Written request - Repeat all of the material exactly as given.

[Dataset rows about figures]

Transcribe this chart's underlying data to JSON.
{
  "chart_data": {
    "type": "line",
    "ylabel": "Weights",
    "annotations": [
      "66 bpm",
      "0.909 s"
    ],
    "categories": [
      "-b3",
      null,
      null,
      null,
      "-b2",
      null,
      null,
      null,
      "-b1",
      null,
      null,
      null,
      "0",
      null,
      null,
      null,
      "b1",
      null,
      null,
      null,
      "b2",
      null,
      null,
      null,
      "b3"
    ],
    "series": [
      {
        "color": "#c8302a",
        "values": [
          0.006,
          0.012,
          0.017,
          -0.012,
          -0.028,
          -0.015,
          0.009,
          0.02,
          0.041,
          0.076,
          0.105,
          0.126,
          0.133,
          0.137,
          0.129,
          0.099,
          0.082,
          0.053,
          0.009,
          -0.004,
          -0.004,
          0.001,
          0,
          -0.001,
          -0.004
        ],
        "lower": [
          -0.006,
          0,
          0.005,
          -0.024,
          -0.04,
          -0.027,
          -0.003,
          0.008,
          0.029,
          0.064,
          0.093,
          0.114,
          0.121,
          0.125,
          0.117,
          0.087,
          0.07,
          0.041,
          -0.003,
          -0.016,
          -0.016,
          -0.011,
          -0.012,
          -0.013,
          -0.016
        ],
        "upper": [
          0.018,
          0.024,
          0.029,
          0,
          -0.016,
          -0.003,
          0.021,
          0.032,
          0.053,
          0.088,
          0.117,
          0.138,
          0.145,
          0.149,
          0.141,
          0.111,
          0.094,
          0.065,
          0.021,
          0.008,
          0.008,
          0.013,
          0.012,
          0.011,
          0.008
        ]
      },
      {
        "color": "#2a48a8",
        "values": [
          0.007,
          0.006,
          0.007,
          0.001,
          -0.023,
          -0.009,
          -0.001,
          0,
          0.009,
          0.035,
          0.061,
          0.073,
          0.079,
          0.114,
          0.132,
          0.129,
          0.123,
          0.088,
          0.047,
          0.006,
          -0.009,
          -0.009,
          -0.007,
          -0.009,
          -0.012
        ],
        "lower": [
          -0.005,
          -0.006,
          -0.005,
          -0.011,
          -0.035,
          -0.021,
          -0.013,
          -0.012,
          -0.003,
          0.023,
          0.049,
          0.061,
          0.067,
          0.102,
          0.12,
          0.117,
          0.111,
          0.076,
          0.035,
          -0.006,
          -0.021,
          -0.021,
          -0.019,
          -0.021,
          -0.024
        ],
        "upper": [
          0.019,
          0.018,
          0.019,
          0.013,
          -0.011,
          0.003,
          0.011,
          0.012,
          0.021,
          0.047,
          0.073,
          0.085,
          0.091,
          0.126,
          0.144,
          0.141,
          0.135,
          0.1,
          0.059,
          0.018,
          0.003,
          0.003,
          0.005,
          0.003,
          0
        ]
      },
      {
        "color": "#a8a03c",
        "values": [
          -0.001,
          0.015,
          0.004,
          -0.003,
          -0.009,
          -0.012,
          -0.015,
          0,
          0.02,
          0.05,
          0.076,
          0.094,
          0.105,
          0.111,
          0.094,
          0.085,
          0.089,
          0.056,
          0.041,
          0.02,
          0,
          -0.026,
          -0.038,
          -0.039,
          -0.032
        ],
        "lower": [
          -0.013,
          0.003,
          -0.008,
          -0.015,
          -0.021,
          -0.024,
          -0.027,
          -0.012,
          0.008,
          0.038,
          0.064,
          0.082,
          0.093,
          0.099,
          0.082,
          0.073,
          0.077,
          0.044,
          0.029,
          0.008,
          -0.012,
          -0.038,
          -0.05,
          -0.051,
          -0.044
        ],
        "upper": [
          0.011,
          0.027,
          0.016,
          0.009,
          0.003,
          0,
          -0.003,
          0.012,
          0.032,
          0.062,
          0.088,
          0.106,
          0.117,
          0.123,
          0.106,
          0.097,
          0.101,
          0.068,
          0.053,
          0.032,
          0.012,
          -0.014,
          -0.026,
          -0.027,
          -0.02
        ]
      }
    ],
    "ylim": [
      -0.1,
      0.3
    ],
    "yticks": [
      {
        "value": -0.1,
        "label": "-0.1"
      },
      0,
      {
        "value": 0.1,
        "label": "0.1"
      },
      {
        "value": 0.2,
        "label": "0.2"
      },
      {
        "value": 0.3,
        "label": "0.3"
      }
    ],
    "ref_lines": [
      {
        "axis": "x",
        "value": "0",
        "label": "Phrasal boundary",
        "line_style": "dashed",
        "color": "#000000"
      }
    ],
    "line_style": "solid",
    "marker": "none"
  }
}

Solution -
Transcribe this chart's underlying data to JSON.
{
  "chart_data": {
    "type": "line",
    "ylabel": "Weights",
    "annotations": [
      "66 bpm",
      "0.909 s"
    ],
    "categories": [
      "-b3",
      null,
      null,
      null,
      "-b2",
      null,
      null,
      null,
      "-b1",
      null,
      null,
      null,
      "0",
      null,
      null,
      null,
      "b1",
      null,
      null,
      null,
      "b2",
      null,
      null,
      null,
      "b3"
    ],
    "series": [
      {
        "color": "#c8302a",
        "values": [
          0.006,
          0.012,
          0.017,
          -0.012,
          -0.028,
          -0.015,
          0.009,
          0.02,
          0.041,
          0.076,
          0.105,
          0.126,
          0.133,
          0.137,
          0.129,
          0.099,
          0.082,
          0.053,
          0.009,
          -0.004,
          -0.004,
          0.001,
          0,
          -0.001,
          -0.004
        ],
        "lower": [
          -0.006,
          0,
          0.005,
          -0.024,
          -0.04,
          -0.027,
          -0.003,
          0.008,
          0.029,
          0.064,
          0.093,
          0.114,
          0.121,
          0.125,
          0.117,
          0.087,
          0.07,
          0.041,
          -0.003,
          -0.016,
          -0.016,
          -0.011,
          -0.012,
          -0.013,
          -0.016
        ],
        "upper": [
          0.018,
          0.024,
          0.029,
          0,
          -0.016,
          -0.003,
          0.021,
          0.032,
          0.053,
          0.088,
          0.117,
          0.138,
          0.145,
          0.149,
          0.141,
          0.111,
          0.094,
          0.065,
          0.021,
          0.008,
          0.008,
          0.013,
          0.012,
          0.011,
          0.008
        ]
      },
      {
        "color": "#2a48a8",
        "values": [
          0.007,
          0.006,
          0.007,
          0.001,
          -0.023,
          -0.009,
          -0.001,
          0,
          0.009,
          0.035,
          0.061,
          0.073,
          0.079,
          0.114,
          0.132,
          0.129,
          0.123,
          0.088,
          0.047,
          0.006,
          -0.009,
          -0.009,
          -0.007,
          -0.009,
          -0.012
        ],
        "lower": [
          -0.005,
          -0.006,
          -0.005,
          -0.011,
          -0.035,
          -0.021,
          -0.013,
          -0.012,
          -0.003,
          0.023,
          0.049,
          0.061,
          0.067,
          0.102,
          0.12,
          0.117,
          0.111,
          0.076,
          0.035,
          -0.006,
          -0.021,
          -0.021,
          -0.019,
          -0.021,
          -0.024
        ],
        "upper": [
          0.019,
          0.018,
          0.019,
          0.013,
          -0.011,
          0.003,
          0.011,
          0.012,
          0.021,
          0.047,
          0.073,
          0.085,
          0.091,
          0.126,
          0.144,
          0.141,
          0.135,
          0.1,
          0.059,
          0.018,
          0.003,
          0.003,
          0.005,
          0.003,
          0
        ]
      },
      {
        "color": "#a8a03c",
        "values": [
          -0.001,
          0.015,
          0.004,
          -0.003,
          -0.009,
          -0.012,
          -0.015,
          0,
          0.02,
          0.05,
          0.076,
          0.094,
          0.105,
          0.111,
          0.094,
          0.085,
          0.089,
          0.056,
          0.041,
          0.02,
          0,
          -0.026,
          -0.038,
          -0.039,
          -0.032
        ],
        "lower": [
          -0.013,
          0.003,
          -0.008,
          -0.015,
          -0.021,
          -0.024,
          -0.027,
          -0.012,
          0.008,
          0.038,
          0.064,
          0.082,
          0.093,
          0.099,
          0.082,
          0.073,
          0.077,
          0.044,
          0.029,
          0.008,
          -0.012,
          -0.038,
          -0.05,
          -0.051,
          -0.044
        ],
        "upper": [
          0.011,
          0.027,
          0.016,
          0.009,
          0.003,
          0,
          -0.003,
          0.012,
          0.032,
          0.062,
          0.088,
          0.106,
          0.117,
          0.123,
          0.106,
          0.097,
          0.101,
          0.068,
          0.053,
          0.032,
          0.012,
          -0.014,
          -0.026,
          -0.027,
          -0.02
        ]
      }
    ],
    "ylim": [
      -0.1,
      0.3
    ],
    "yticks": [
      {
        "value": -0.1,
        "label": "-0.1"
      },
      0,
      {
        "value": 0.1,
        "label": "0.1"
      },
      {
        "value": 0.2,
        "label": "0.2"
      },
      {
        "value": 0.3,
        "label": "0.3"
      }
    ],
    "ref_lines": [
      {
        "axis": "x",
        "value": "0",
        "label": "Phrasal boundary",
        "line_style": "dashed",
        "color": "#000000"
      }
    ],
    "line_style": "solid",
    "marker": "none"
  }
}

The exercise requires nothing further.